◆ What you are asked to do ◆
Tally how many lines of these entries hold the string "this". Return the number alone.

◆ Given information ◆
-*-*-
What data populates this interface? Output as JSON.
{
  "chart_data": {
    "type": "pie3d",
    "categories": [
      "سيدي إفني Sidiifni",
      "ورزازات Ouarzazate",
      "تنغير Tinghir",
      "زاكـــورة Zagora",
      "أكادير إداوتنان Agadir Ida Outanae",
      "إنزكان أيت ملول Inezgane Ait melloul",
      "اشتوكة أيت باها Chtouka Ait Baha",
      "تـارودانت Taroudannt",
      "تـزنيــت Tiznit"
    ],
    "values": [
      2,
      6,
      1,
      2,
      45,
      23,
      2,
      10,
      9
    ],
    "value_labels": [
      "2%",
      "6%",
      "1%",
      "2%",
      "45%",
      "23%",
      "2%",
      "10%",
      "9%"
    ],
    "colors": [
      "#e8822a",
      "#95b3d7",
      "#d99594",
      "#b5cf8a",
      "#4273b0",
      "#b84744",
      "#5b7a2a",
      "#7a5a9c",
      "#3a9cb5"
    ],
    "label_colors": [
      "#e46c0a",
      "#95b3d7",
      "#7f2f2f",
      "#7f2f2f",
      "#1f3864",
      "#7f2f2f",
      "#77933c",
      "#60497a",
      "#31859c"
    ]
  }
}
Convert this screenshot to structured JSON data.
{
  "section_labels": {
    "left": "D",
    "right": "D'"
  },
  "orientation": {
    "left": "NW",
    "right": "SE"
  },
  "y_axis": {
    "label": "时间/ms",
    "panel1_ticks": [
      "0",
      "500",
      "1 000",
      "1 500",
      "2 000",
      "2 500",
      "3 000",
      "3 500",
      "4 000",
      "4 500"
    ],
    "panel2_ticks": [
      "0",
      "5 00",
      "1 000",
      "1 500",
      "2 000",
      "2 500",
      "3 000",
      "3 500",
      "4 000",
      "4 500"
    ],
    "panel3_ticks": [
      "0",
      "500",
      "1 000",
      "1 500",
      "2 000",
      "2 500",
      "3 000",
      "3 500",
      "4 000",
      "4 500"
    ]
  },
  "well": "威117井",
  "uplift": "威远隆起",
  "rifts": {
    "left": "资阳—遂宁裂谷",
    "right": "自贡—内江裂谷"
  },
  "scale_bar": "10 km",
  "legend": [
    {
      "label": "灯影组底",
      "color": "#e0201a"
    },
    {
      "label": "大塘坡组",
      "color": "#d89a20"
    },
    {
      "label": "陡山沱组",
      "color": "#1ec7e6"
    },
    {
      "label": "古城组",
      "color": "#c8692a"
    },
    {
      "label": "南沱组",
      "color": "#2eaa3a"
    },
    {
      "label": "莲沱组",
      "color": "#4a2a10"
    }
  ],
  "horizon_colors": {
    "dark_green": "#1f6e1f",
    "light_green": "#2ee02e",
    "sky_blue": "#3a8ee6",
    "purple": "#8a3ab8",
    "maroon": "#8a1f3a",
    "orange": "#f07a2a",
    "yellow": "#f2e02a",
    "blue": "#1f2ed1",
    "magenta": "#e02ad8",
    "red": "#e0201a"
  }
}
-*-*-
◆ Exercise response ◆
2